Report every line of the records below that includes the string "Scheepvaart".

● ● ● ●

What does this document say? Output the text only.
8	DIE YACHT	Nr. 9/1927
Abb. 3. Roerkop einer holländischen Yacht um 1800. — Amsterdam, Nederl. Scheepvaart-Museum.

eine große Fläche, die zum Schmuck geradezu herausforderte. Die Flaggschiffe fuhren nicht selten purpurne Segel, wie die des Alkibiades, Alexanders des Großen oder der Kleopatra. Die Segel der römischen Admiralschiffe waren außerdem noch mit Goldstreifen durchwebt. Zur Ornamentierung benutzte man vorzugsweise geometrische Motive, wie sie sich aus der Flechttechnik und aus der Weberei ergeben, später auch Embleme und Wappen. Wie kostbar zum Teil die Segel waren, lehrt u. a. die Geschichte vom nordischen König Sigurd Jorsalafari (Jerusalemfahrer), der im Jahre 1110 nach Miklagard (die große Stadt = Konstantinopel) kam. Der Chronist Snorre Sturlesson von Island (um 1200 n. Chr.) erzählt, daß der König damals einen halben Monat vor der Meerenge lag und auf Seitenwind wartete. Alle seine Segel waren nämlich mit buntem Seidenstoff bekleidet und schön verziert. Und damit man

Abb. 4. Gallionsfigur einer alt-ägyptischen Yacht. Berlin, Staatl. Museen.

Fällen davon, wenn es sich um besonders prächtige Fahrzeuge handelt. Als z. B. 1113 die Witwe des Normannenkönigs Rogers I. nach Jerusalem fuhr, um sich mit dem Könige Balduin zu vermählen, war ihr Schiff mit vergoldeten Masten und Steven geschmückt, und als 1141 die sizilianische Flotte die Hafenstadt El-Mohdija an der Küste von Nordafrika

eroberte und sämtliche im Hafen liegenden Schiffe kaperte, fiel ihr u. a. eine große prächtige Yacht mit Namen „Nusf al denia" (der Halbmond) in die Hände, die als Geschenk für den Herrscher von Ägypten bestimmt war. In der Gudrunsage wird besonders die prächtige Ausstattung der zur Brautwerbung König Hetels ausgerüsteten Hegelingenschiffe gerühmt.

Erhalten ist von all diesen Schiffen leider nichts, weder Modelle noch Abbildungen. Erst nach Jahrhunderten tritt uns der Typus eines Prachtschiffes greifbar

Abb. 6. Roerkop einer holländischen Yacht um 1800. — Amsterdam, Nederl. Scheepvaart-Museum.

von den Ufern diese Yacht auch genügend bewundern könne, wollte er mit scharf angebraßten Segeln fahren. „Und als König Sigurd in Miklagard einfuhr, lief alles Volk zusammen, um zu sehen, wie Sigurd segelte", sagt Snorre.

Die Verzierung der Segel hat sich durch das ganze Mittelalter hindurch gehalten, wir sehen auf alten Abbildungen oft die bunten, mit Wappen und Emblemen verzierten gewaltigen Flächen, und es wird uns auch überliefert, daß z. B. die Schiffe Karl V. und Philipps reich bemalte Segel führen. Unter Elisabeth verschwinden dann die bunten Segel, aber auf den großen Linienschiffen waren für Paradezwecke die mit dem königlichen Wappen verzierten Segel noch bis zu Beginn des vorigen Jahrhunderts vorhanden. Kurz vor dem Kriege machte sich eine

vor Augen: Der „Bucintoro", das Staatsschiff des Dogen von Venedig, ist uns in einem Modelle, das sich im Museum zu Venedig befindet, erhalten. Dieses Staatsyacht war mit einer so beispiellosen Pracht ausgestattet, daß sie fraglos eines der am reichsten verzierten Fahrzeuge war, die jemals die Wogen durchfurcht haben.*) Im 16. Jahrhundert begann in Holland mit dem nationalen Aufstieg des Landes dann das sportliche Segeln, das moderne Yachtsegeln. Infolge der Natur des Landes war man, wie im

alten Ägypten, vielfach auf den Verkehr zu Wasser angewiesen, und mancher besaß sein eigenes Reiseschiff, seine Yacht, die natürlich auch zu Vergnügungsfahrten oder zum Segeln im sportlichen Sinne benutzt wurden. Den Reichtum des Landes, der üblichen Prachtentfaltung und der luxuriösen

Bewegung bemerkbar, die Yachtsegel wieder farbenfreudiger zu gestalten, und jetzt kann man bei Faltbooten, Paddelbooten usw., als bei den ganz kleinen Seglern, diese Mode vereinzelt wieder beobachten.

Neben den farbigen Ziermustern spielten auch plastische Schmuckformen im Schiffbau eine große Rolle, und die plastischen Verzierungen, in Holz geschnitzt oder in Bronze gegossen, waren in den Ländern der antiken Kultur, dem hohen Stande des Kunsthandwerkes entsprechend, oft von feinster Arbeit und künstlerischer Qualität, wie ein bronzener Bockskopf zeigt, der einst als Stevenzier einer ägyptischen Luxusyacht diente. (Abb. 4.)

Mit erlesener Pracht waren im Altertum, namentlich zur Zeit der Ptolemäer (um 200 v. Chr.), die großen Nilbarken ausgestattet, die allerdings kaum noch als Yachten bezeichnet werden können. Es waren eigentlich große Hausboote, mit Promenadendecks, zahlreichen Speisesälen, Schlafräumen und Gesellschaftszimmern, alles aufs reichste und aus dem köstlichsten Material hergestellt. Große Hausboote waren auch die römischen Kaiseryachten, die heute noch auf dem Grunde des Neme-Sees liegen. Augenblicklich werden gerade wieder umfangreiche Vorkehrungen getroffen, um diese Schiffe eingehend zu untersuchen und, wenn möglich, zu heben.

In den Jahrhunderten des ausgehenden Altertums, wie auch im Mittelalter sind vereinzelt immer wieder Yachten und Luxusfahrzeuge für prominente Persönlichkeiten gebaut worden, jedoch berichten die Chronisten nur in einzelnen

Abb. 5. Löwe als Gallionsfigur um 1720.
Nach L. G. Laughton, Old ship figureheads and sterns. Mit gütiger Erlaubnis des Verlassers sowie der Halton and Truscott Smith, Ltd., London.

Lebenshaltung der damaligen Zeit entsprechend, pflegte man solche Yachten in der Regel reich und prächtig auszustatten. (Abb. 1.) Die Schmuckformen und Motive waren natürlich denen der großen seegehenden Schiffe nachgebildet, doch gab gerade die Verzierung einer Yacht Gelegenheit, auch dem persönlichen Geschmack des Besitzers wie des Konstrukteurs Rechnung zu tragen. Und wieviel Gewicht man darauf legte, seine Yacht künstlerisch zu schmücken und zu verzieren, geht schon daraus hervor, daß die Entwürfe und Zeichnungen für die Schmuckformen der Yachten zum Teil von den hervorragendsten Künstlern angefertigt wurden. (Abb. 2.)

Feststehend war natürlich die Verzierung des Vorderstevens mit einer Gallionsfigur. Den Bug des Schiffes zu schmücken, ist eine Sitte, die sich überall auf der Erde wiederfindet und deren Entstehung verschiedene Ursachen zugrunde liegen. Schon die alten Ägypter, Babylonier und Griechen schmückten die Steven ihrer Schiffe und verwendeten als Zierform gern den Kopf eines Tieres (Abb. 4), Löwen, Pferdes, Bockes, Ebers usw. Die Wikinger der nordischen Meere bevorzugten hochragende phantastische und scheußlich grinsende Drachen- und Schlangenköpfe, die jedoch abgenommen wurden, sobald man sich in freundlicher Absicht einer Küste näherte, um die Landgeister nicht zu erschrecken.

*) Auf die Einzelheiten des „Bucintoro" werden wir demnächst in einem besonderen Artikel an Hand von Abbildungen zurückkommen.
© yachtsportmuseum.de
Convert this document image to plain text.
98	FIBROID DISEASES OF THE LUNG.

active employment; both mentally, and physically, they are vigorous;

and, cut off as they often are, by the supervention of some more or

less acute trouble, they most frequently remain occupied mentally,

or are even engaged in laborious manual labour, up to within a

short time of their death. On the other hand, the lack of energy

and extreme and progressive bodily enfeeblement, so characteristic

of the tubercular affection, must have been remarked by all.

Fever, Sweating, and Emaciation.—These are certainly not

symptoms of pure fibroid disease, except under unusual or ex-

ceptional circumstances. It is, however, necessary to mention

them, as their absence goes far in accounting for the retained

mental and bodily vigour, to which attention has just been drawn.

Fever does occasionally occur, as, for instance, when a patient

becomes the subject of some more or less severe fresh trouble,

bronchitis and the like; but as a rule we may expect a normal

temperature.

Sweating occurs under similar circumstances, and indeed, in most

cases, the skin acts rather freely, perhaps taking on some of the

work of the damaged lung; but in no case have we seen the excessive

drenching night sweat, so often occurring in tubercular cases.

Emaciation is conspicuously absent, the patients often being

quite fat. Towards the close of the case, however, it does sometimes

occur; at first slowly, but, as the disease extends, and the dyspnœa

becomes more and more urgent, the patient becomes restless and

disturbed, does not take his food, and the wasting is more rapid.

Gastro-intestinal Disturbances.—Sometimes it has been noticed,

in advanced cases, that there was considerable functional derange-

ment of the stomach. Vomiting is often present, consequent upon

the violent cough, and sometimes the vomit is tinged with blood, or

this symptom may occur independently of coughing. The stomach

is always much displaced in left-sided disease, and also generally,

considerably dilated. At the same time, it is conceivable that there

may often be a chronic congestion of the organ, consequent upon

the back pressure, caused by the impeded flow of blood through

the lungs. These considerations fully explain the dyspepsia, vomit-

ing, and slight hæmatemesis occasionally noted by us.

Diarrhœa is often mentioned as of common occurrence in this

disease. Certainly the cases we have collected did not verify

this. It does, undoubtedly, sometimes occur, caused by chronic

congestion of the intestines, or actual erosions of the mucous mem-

● ● ● ●

Solution →
Abb. 3. Roerkop einer holländischen Yacht um 1800. — Amsterdam, Nederl. Scheepvaart-Museum.
Abb. 6. Roerkop einer holländischen Yacht um 1800. — Amsterdam, Nederl. Scheepvaart-Museum.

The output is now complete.